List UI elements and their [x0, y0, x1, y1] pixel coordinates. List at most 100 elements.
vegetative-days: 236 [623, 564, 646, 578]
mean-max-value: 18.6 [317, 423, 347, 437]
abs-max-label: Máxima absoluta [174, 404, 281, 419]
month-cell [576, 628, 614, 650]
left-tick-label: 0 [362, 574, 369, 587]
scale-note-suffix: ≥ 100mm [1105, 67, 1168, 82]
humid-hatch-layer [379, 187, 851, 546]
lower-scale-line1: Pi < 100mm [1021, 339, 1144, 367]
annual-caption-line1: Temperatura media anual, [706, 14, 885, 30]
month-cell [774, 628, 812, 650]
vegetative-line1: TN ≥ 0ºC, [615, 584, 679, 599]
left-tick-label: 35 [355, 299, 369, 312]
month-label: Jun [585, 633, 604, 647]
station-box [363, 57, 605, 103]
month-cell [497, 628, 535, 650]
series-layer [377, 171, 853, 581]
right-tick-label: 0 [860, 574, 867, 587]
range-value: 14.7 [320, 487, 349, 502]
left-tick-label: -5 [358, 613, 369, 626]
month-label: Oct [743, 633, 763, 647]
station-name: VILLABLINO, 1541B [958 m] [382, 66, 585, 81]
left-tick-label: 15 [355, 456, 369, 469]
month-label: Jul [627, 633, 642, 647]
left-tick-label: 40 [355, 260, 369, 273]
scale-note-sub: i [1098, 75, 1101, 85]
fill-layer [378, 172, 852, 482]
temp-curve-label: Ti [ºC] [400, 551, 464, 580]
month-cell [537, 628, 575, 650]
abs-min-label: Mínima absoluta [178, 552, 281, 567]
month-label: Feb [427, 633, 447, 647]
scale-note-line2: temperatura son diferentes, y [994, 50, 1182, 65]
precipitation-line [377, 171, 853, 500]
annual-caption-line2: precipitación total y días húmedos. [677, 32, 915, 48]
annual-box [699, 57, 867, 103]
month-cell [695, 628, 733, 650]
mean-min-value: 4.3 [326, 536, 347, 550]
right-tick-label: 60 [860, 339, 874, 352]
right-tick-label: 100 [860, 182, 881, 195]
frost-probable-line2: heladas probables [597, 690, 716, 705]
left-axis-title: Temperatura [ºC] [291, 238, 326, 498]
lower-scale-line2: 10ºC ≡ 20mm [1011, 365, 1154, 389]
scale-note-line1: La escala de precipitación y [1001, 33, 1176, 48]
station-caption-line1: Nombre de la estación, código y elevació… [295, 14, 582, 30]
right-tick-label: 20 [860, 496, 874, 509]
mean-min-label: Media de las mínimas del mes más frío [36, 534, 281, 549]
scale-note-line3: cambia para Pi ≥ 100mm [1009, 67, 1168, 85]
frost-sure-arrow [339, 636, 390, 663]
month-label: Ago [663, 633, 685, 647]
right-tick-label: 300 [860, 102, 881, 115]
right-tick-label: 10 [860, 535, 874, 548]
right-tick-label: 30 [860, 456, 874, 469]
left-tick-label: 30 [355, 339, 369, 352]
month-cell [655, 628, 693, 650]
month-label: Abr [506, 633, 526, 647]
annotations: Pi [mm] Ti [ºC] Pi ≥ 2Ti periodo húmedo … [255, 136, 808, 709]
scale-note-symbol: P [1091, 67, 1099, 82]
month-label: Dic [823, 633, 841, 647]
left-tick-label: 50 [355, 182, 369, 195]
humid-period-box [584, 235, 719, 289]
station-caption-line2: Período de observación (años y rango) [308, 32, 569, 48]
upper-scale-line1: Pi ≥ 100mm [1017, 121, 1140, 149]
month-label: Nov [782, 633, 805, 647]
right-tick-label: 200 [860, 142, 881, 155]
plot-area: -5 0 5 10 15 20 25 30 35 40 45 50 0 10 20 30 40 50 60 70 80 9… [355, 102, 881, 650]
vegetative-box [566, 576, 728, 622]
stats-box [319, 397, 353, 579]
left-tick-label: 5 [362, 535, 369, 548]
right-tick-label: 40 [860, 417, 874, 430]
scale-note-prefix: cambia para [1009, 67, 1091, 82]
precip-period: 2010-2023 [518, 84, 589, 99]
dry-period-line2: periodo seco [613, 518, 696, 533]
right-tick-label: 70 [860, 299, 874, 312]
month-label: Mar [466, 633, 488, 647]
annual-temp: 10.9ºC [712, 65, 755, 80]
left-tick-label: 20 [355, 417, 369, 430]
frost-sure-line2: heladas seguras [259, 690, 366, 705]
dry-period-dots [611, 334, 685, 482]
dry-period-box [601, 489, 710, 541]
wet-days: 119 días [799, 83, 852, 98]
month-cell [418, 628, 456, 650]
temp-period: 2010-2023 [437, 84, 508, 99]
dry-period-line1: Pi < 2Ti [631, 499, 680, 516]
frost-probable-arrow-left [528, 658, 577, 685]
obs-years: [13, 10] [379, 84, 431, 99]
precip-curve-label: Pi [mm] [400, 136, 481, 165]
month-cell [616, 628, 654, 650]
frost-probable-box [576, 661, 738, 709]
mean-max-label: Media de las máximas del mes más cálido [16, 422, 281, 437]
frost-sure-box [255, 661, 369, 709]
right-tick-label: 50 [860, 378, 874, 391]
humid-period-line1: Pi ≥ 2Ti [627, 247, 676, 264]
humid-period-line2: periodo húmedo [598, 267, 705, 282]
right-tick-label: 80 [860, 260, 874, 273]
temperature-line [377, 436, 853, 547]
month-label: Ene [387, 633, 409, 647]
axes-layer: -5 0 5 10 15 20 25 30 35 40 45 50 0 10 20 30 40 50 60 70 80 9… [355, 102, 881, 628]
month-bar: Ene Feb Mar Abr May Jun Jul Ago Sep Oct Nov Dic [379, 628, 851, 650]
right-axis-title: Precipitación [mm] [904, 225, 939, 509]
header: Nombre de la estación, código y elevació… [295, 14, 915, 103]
= = =
** WRITTEN INSTRUCTION **
Duplicate the rows above line for line, without changing a single character.

** RESULT OF THIS EXERCISE **
List UI elements and their [x0, y0, x1, y1] pixel coordinates. List at most 100 elements.
vegetative-days: 236 [623, 564, 646, 578]
mean-max-value: 18.6 [317, 423, 347, 437]
abs-max-label: Máxima absoluta [174, 404, 281, 419]
month-cell [576, 628, 614, 650]
left-tick-label: 0 [362, 574, 369, 587]
scale-note-suffix: ≥ 100mm [1105, 67, 1168, 82]
humid-hatch-layer [379, 187, 851, 546]
lower-scale-line1: Pi < 100mm [1021, 339, 1144, 367]
annual-caption-line1: Temperatura media anual, [706, 14, 885, 30]
month-cell [774, 628, 812, 650]
vegetative-line1: TN ≥ 0ºC, [615, 584, 679, 599]
left-tick-label: 35 [355, 299, 369, 312]
month-label: Jun [585, 633, 604, 647]
station-box [363, 57, 605, 103]
month-cell [497, 628, 535, 650]
series-layer [377, 171, 853, 581]
right-tick-label: 0 [860, 574, 867, 587]
range-value: 14.7 [320, 487, 349, 502]
left-tick-label: -5 [358, 613, 369, 626]
month-label: Oct [743, 633, 763, 647]
station-name: VILLABLINO, 1541B [958 m] [382, 66, 585, 81]
left-tick-label: 15 [355, 456, 369, 469]
month-label: Jul [627, 633, 642, 647]
left-tick-label: 40 [355, 260, 369, 273]
scale-note-sub: i [1098, 75, 1101, 85]
fill-layer [378, 172, 852, 482]
temp-curve-label: Ti [ºC] [400, 551, 464, 580]
month-cell [537, 628, 575, 650]
abs-min-label: Mínima absoluta [178, 552, 281, 567]
month-label: Feb [427, 633, 447, 647]
scale-note-line2: temperatura son diferentes, y [994, 50, 1182, 65]
precipitation-line [377, 171, 853, 500]
annual-caption-line2: precipitación total y días húmedos. [677, 32, 915, 48]
annual-box [699, 57, 867, 103]
month-cell [695, 628, 733, 650]
mean-min-value: 4.3 [326, 536, 347, 550]
right-tick-label: 60 [860, 339, 874, 352]
right-tick-label: 100 [860, 182, 881, 195]
frost-probable-line2: heladas probables [597, 690, 716, 705]
left-axis-title: Temperatura [ºC] [291, 238, 326, 498]
lower-scale-line2: 10ºC ≡ 20mm [1011, 365, 1154, 389]
scale-note-line1: La escala de precipitación y [1001, 33, 1176, 48]
station-caption-line1: Nombre de la estación, código y elevació… [295, 14, 582, 30]
right-tick-label: 20 [860, 496, 874, 509]
mean-min-label: Media de las mínimas del mes más frío [36, 534, 281, 549]
scale-note-line3: cambia para Pi ≥ 100mm [1009, 67, 1168, 85]
frost-sure-arrow [339, 636, 390, 663]
month-label: Ago [663, 633, 685, 647]
right-tick-label: 300 [860, 102, 881, 115]
right-tick-label: 10 [860, 535, 874, 548]
right-tick-label: 30 [860, 456, 874, 469]
left-tick-label: 30 [355, 339, 369, 352]
month-cell [655, 628, 693, 650]
month-label: Abr [506, 633, 526, 647]
annotations: Pi [mm] Ti [ºC] Pi ≥ 2Ti periodo húmedo … [255, 136, 808, 709]
scale-note-symbol: P [1091, 67, 1099, 82]
month-label: Dic [823, 633, 841, 647]
left-tick-label: 50 [355, 182, 369, 195]
humid-period-box [584, 235, 719, 289]
station-caption-line2: Período de observación (años y rango) [308, 32, 569, 48]
upper-scale-line1: Pi ≥ 100mm [1017, 121, 1140, 149]
month-label: Nov [782, 633, 805, 647]
right-tick-label: 200 [860, 142, 881, 155]
plot-area: -5 0 5 10 15 20 25 30 35 40 45 50 0 10 20 30 40 50 60 70 80 9… [355, 102, 881, 650]
vegetative-box [566, 576, 728, 622]
stats-box [319, 397, 353, 579]
left-tick-label: 5 [362, 535, 369, 548]
right-tick-label: 40 [860, 417, 874, 430]
scale-note-prefix: cambia para [1009, 67, 1091, 82]
precip-period: 2010-2023 [518, 84, 589, 99]
dry-period-line2: periodo seco [613, 518, 696, 533]
right-tick-label: 70 [860, 299, 874, 312]
month-label: Mar [466, 633, 488, 647]
annual-temp: 10.9ºC [712, 65, 755, 80]
left-tick-label: 20 [355, 417, 369, 430]
frost-sure-line2: heladas seguras [259, 690, 366, 705]
dry-period-dots [611, 334, 685, 482]
dry-period-box [601, 489, 710, 541]
wet-days: 119 días [799, 83, 852, 98]
month-cell [418, 628, 456, 650]
temp-period: 2010-2023 [437, 84, 508, 99]
dry-period-line1: Pi < 2Ti [631, 499, 680, 516]
frost-probable-arrow-left [528, 658, 577, 685]
obs-years: [13, 10] [379, 84, 431, 99]
precip-curve-label: Pi [mm] [400, 136, 481, 165]
month-cell [616, 628, 654, 650]
frost-probable-box [576, 661, 738, 709]
mean-max-label: Media de las máximas del mes más cálido [16, 422, 281, 437]
frost-sure-box [255, 661, 369, 709]
right-tick-label: 50 [860, 378, 874, 391]
humid-period-line1: Pi ≥ 2Ti [627, 247, 676, 264]
humid-period-line2: periodo húmedo [598, 267, 705, 282]
right-tick-label: 80 [860, 260, 874, 273]
temperature-line [377, 436, 853, 547]
month-label: Ene [387, 633, 409, 647]
axes-layer: -5 0 5 10 15 20 25 30 35 40 45 50 0 10 20 30 40 50 60 70 80 9… [355, 102, 881, 628]
month-bar: Ene Feb Mar Abr May Jun Jul Ago Sep Oct Nov Dic [379, 628, 851, 650]
right-axis-title: Precipitación [mm] [904, 225, 939, 509]
header: Nombre de la estación, código y elevació… [295, 14, 915, 103]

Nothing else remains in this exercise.